Aim:
Print the entries that appear below, exactly as written and without their pictures.

______________________________

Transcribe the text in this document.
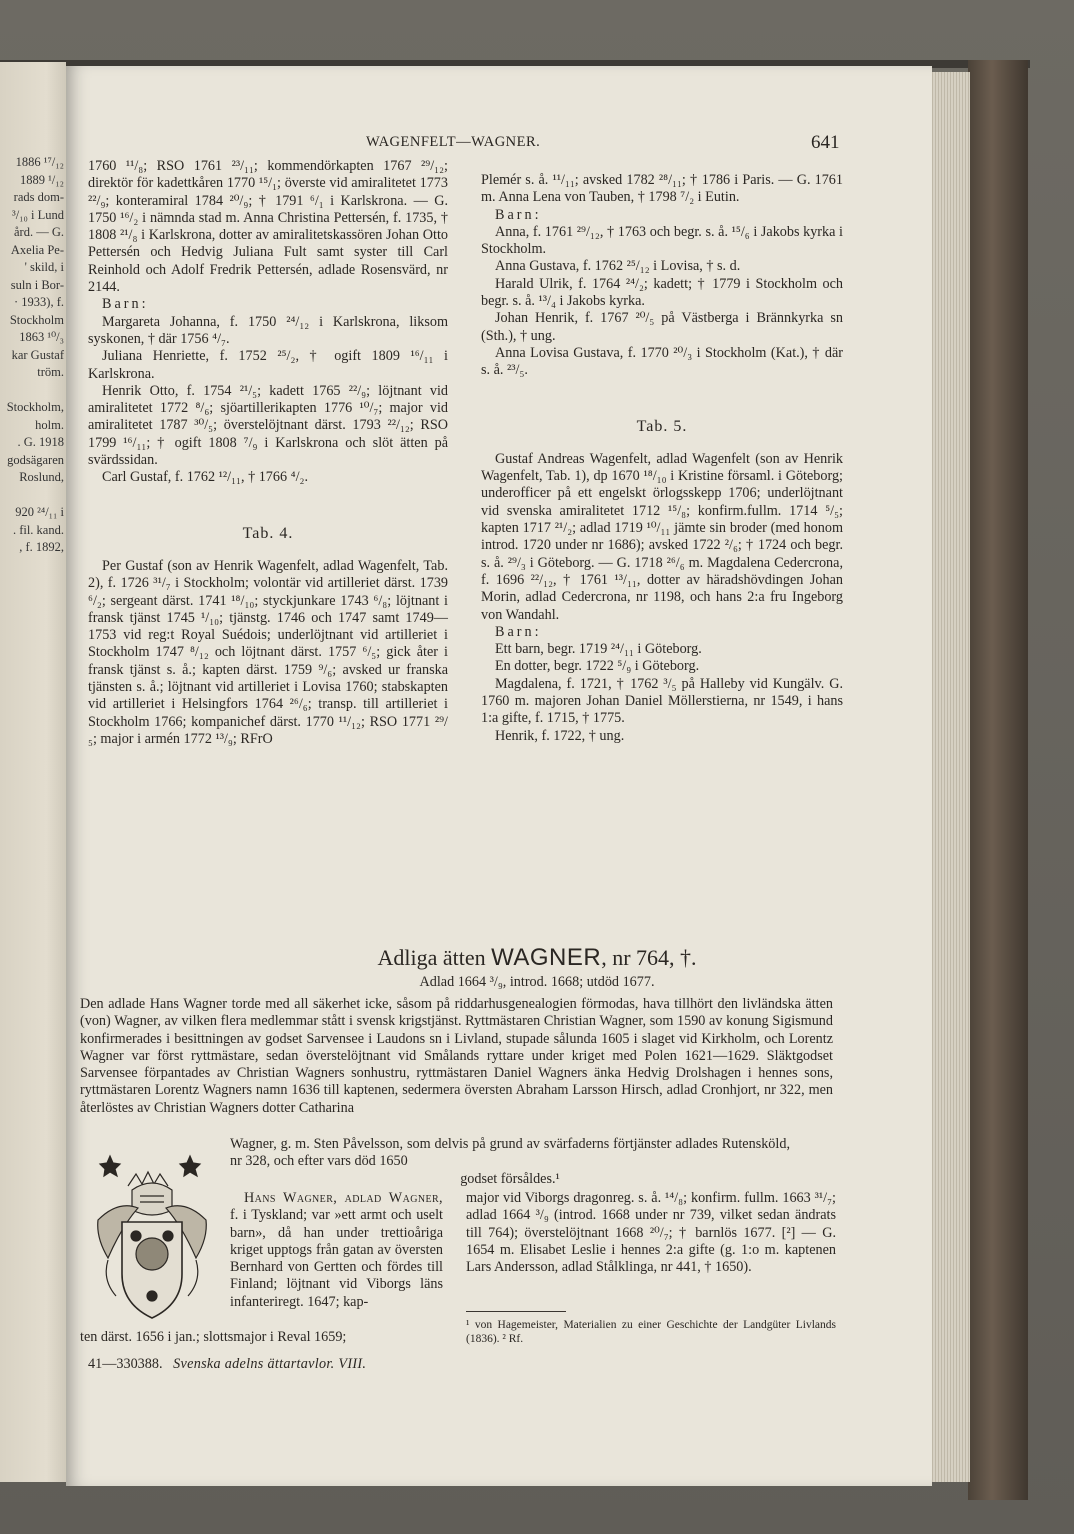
1886 ¹⁷/₁₂
1889 ¹/₁₂
rads dom-
³/₁₀ i Lund
ård. — G.
Axelia Pe-
' skild, i
suln i Bor-
· 1933), f.
Stockholm
1863 ¹⁰/₃
kar Gustaf
tröm.
Stockholm,
holm.
. G. 1918
godsägaren
Roslund,
920 ²⁴/₁₁ i
. fil. kand.
, f. 1892,
WAGENFELT—WAGNER.	641

1760 ¹¹/₈; RSO 1761 ²³/₁₁; kommendörkapten 1767 ²⁹/₁₂; direktör för kadettkåren 1770 ¹⁵/₁; överste vid amiralitetet 1773 ²²/₉; konteramiral 1784 ²⁰/₉; † 1791 ⁶/₁ i Karlskrona. — G. 1750 ¹⁶/₂ i nämnda stad m. Anna Christina Pettersén, f. 1735, † 1808 ²¹/₈ i Karlskrona, dotter av amiralitetskassören Johan Otto Pettersén och Hedvig Juliana Fult samt syster till Carl Reinhold och Adolf Fredrik Pettersén, adlade Rosensvärd, nr 2144.

Barn:

Margareta Johanna, f. 1750 ²⁴/₁₂ i Karlskrona, liksom syskonen, † där 1756 ⁴/₇.

Juliana Henriette, f. 1752 ²⁵/₂, † ogift 1809 ¹⁶/₁₁ i Karlskrona.

Henrik Otto, f. 1754 ²¹/₅; kadett 1765 ²²/₉; löjtnant vid amiralitetet 1772 ⁸/₆; sjöartillerikapten 1776 ¹⁰/₇; major vid amiralitetet 1787 ³⁰/₅; överstelöjtnant därst. 1793 ²²/₁₂; RSO 1799 ¹⁶/₁₁; † ogift 1808 ⁷/₉ i Karlskrona och slöt ätten på svärdssidan.

Carl Gustaf, f. 1762 ¹²/₁₁, † 1766 ⁴/₂.

Tab. 4.

Per Gustaf (son av Henrik Wagenfelt, adlad Wagenfelt, Tab. 2), f. 1726 ³¹/₇ i Stockholm; volontär vid artilleriet därst. 1739 ⁶/₂; sergeant därst. 1741 ¹⁸/₁₀; styckjunkare 1743 ⁶/₈; löjtnant i fransk tjänst 1745 ¹/₁₀; tjänstg. 1746 och 1747 samt 1749—1753 vid reg:t Royal Suédois; underlöjtnant vid artilleriet i Stockholm 1747 ⁸/₁₂ och löjtnant därst. 1757 ⁶/₅; gick åter i fransk tjänst s. å.; kapten därst. 1759 ⁹/₆; avsked ur franska tjänsten s. å.; löjtnant vid artilleriet i Lovisa 1760; stabskapten vid artilleriet i Helsingfors 1764 ²⁶/₆; transp. till artilleriet i Stockholm 1766; kompanichef därst. 1770 ¹¹/₁₂; RSO 1771 ²⁹/₅; major i armén 1772 ¹³/₉; RFrO

Plemér s. å. ¹¹/₁₁; avsked 1782 ²⁸/₁₁; † 1786 i Paris. — G. 1761 m. Anna Lena von Tauben, † 1798 ⁷/₂ i Eutin.

Barn:

Anna, f. 1761 ²⁹/₁₂, † 1763 och begr. s. å. ¹⁵/₆ i Jakobs kyrka i Stockholm.

Anna Gustava, f. 1762 ²⁵/₁₂ i Lovisa, † s. d.

Harald Ulrik, f. 1764 ²⁴/₂; kadett; † 1779 i Stockholm och begr. s. å. ¹³/₄ i Jakobs kyrka.

Johan Henrik, f. 1767 ²⁰/₅ på Västberga i Brännkyrka sn (Sth.), † ung.

Anna Lovisa Gustava, f. 1770 ²⁰/₃ i Stockholm (Kat.), † där s. å. ²³/₅.

Tab. 5.

Gustaf Andreas Wagenfelt, adlad Wagenfelt (son av Henrik Wagenfelt, Tab. 1), dp 1670 ¹⁸/₁₀ i Kristine församl. i Göteborg; underofficer på ett engelskt örlogsskepp 1706; underlöjtnant vid svenska amiralitetet 1712 ¹⁵/₈; konfirm.fullm. 1714 ⁵/₅; kapten 1717 ²¹/₂; adlad 1719 ¹⁰/₁₁ jämte sin broder (med honom introd. 1720 under nr 1686); avsked 1722 ²/₆; † 1724 och begr. s. å. ²⁹/₃ i Göteborg. — G. 1718 ²⁶/₆ m. Magdalena Cedercrona, f. 1696 ²²/₁₂, † 1761 ¹³/₁₁, dotter av häradshövdingen Johan Morin, adlad Cedercrona, nr 1198, och hans 2:a fru Ingeborg von Wandahl.

Barn:

Ett barn, begr. 1719 ²⁴/₁₁ i Göteborg.

En dotter, begr. 1722 ⁵/₉ i Göteborg.

Magdalena, f. 1721, † 1762 ³/₅ på Halleby vid Kungälv. G. 1760 m. majoren Johan Daniel Möllerstierna, nr 1549, i hans 1:a gifte, f. 1715, † 1775.

Henrik, f. 1722, † ung.

Adliga ätten WAGNER, nr 764, †.
Adlad 1664 ³/₉, introd. 1668; utdöd 1677.
Den adlade Hans Wagner torde med all säkerhet icke, såsom på riddarhusgenealogien förmodas, hava tillhört den livländska ätten (von) Wagner, av vilken flera medlemmar stått i svensk krigstjänst. Ryttmästaren Christian Wagner, som 1590 av konung Sigismund konfirmerades i besittningen av godset Sarvensee i Laudons sn i Livland, stupade sålunda 1605 i slaget vid Kirkholm, och Lorentz Wagner var först ryttmästare, sedan överstelöjtnant vid Smålands ryttare under kriget med Polen 1621—1629. Släktgodset Sarvensee förpantades av Christian Wagners sonhustru, ryttmästaren Daniel Wagners änka Hedvig Drolshagen i hennes sons, ryttmästaren Lorentz Wagners namn 1636 till kaptenen, sedermera översten Abraham Larsson Hirsch, adlad Cronhjort, nr 322, men återlöstes av Christian Wagners dotter Catharina
Wagner, g. m. Sten Påvelsson, som delvis på grund av svärfaderns förtjänster adlades Rutensköld, nr 328, och efter vars död 1650
godset försåldes.¹

Hans Wagner, adlad Wagner, f. i Tyskland; var »ett armt och uselt barn», då han under trettioåriga kriget upptogs från gatan av översten Bernhard von Gertten och fördes till Finland; löjtnant vid Viborgs läns infanteriregt. 1647; kap-

ten därst. 1656 i jan.; slottsmajor i Reval 1659;

major vid Viborgs dragonreg. s. å. ¹⁴/₈; konfirm. fullm. 1663 ³¹/₇; adlad 1664 ³/₉ (introd. 1668 under nr 739, vilket sedan ändrats till 764); överstelöjtnant 1668 ²⁰/₇; † barnlös 1677. [²] — G. 1654 m. Elisabet Leslie i hennes 2:a gifte (g. 1:o m. kaptenen Lars Andersson, adlad Stålklinga, nr 441, † 1650).

¹ von Hagemeister, Materialien zu einer Geschichte der Landgüter Livlands (1836). ² Rf.
41—330388. Svenska adelns ättartavlor. VIII.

______________________________

Exercise answer:
Transcribe the text in this document.
1886 ¹⁷/₁₂
1889 ¹/₁₂
rads dom-
³/₁₀ i Lund
ård. — G.
Axelia Pe-
' skild, i
suln i Bor-
· 1933), f.
Stockholm
1863 ¹⁰/₃
kar Gustaf
tröm.
Stockholm,
holm.
. G. 1918
godsägaren
Roslund,
920 ²⁴/₁₁ i
. fil. kand.
, f. 1892,
WAGENFELT—WAGNER.	641

1760 ¹¹/₈; RSO 1761 ²³/₁₁; kommendörkapten 1767 ²⁹/₁₂; direktör för kadettkåren 1770 ¹⁵/₁; överste vid amiralitetet 1773 ²²/₉; konteramiral 1784 ²⁰/₉; † 1791 ⁶/₁ i Karlskrona. — G. 1750 ¹⁶/₂ i nämnda stad m. Anna Christina Pettersén, f. 1735, † 1808 ²¹/₈ i Karlskrona, dotter av amiralitetskassören Johan Otto Pettersén och Hedvig Juliana Fult samt syster till Carl Reinhold och Adolf Fredrik Pettersén, adlade Rosensvärd, nr 2144.

Barn:

Margareta Johanna, f. 1750 ²⁴/₁₂ i Karlskrona, liksom syskonen, † där 1756 ⁴/₇.

Juliana Henriette, f. 1752 ²⁵/₂, † ogift 1809 ¹⁶/₁₁ i Karlskrona.

Henrik Otto, f. 1754 ²¹/₅; kadett 1765 ²²/₉; löjtnant vid amiralitetet 1772 ⁸/₆; sjöartillerikapten 1776 ¹⁰/₇; major vid amiralitetet 1787 ³⁰/₅; överstelöjtnant därst. 1793 ²²/₁₂; RSO 1799 ¹⁶/₁₁; † ogift 1808 ⁷/₉ i Karlskrona och slöt ätten på svärdssidan.

Carl Gustaf, f. 1762 ¹²/₁₁, † 1766 ⁴/₂.

Tab. 4.

Per Gustaf (son av Henrik Wagenfelt, adlad Wagenfelt, Tab. 2), f. 1726 ³¹/₇ i Stockholm; volontär vid artilleriet därst. 1739 ⁶/₂; sergeant därst. 1741 ¹⁸/₁₀; styckjunkare 1743 ⁶/₈; löjtnant i fransk tjänst 1745 ¹/₁₀; tjänstg. 1746 och 1747 samt 1749—1753 vid reg:t Royal Suédois; underlöjtnant vid artilleriet i Stockholm 1747 ⁸/₁₂ och löjtnant därst. 1757 ⁶/₅; gick åter i fransk tjänst s. å.; kapten därst. 1759 ⁹/₆; avsked ur franska tjänsten s. å.; löjtnant vid artilleriet i Lovisa 1760; stabskapten vid artilleriet i Helsingfors 1764 ²⁶/₆; transp. till artilleriet i Stockholm 1766; kompanichef därst. 1770 ¹¹/₁₂; RSO 1771 ²⁹/₅; major i armén 1772 ¹³/₉; RFrO

Plemér s. å. ¹¹/₁₁; avsked 1782 ²⁸/₁₁; † 1786 i Paris. — G. 1761 m. Anna Lena von Tauben, † 1798 ⁷/₂ i Eutin.

Barn:

Anna, f. 1761 ²⁹/₁₂, † 1763 och begr. s. å. ¹⁵/₆ i Jakobs kyrka i Stockholm.

Anna Gustava, f. 1762 ²⁵/₁₂ i Lovisa, † s. d.

Harald Ulrik, f. 1764 ²⁴/₂; kadett; † 1779 i Stockholm och begr. s. å. ¹³/₄ i Jakobs kyrka.

Johan Henrik, f. 1767 ²⁰/₅ på Västberga i Brännkyrka sn (Sth.), † ung.

Anna Lovisa Gustava, f. 1770 ²⁰/₃ i Stockholm (Kat.), † där s. å. ²³/₅.

Tab. 5.

Gustaf Andreas Wagenfelt, adlad Wagenfelt (son av Henrik Wagenfelt, Tab. 1), dp 1670 ¹⁸/₁₀ i Kristine församl. i Göteborg; underofficer på ett engelskt örlogsskepp 1706; underlöjtnant vid svenska amiralitetet 1712 ¹⁵/₈; konfirm.fullm. 1714 ⁵/₅; kapten 1717 ²¹/₂; adlad 1719 ¹⁰/₁₁ jämte sin broder (med honom introd. 1720 under nr 1686); avsked 1722 ²/₆; † 1724 och begr. s. å. ²⁹/₃ i Göteborg. — G. 1718 ²⁶/₆ m. Magdalena Cedercrona, f. 1696 ²²/₁₂, † 1761 ¹³/₁₁, dotter av häradshövdingen Johan Morin, adlad Cedercrona, nr 1198, och hans 2:a fru Ingeborg von Wandahl.

Barn:

Ett barn, begr. 1719 ²⁴/₁₁ i Göteborg.

En dotter, begr. 1722 ⁵/₉ i Göteborg.

Magdalena, f. 1721, † 1762 ³/₅ på Halleby vid Kungälv. G. 1760 m. majoren Johan Daniel Möllerstierna, nr 1549, i hans 1:a gifte, f. 1715, † 1775.

Henrik, f. 1722, † ung.

Adliga ätten WAGNER, nr 764, †.
Adlad 1664 ³/₉, introd. 1668; utdöd 1677.
Den adlade Hans Wagner torde med all säkerhet icke, såsom på riddarhusgenealogien förmodas, hava tillhört den livländska ätten (von) Wagner, av vilken flera medlemmar stått i svensk krigstjänst. Ryttmästaren Christian Wagner, som 1590 av konung Sigismund konfirmerades i besittningen av godset Sarvensee i Laudons sn i Livland, stupade sålunda 1605 i slaget vid Kirkholm, och Lorentz Wagner var först ryttmästare, sedan överstelöjtnant vid Smålands ryttare under kriget med Polen 1621—1629. Släktgodset Sarvensee förpantades av Christian Wagners sonhustru, ryttmästaren Daniel Wagners änka Hedvig Drolshagen i hennes sons, ryttmästaren Lorentz Wagners namn 1636 till kaptenen, sedermera översten Abraham Larsson Hirsch, adlad Cronhjort, nr 322, men återlöstes av Christian Wagners dotter Catharina
Wagner, g. m. Sten Påvelsson, som delvis på grund av svärfaderns förtjänster adlades Rutensköld, nr 328, och efter vars död 1650
godset försåldes.¹

Hans Wagner, adlad Wagner, f. i Tyskland; var »ett armt och uselt barn», då han under trettioåriga kriget upptogs från gatan av översten Bernhard von Gertten och fördes till Finland; löjtnant vid Viborgs läns infanteriregt. 1647; kap-

ten därst. 1656 i jan.; slottsmajor i Reval 1659;

major vid Viborgs dragonreg. s. å. ¹⁴/₈; konfirm. fullm. 1663 ³¹/₇; adlad 1664 ³/₉ (introd. 1668 under nr 739, vilket sedan ändrats till 764); överstelöjtnant 1668 ²⁰/₇; † barnlös 1677. [²] — G. 1654 m. Elisabet Leslie i hennes 2:a gifte (g. 1:o m. kaptenen Lars Andersson, adlad Stålklinga, nr 441, † 1650).

¹ von Hagemeister, Materialien zu einer Geschichte der Landgüter Livlands (1836). ² Rf.
41—330388. Svenska adelns ättartavlor. VIII.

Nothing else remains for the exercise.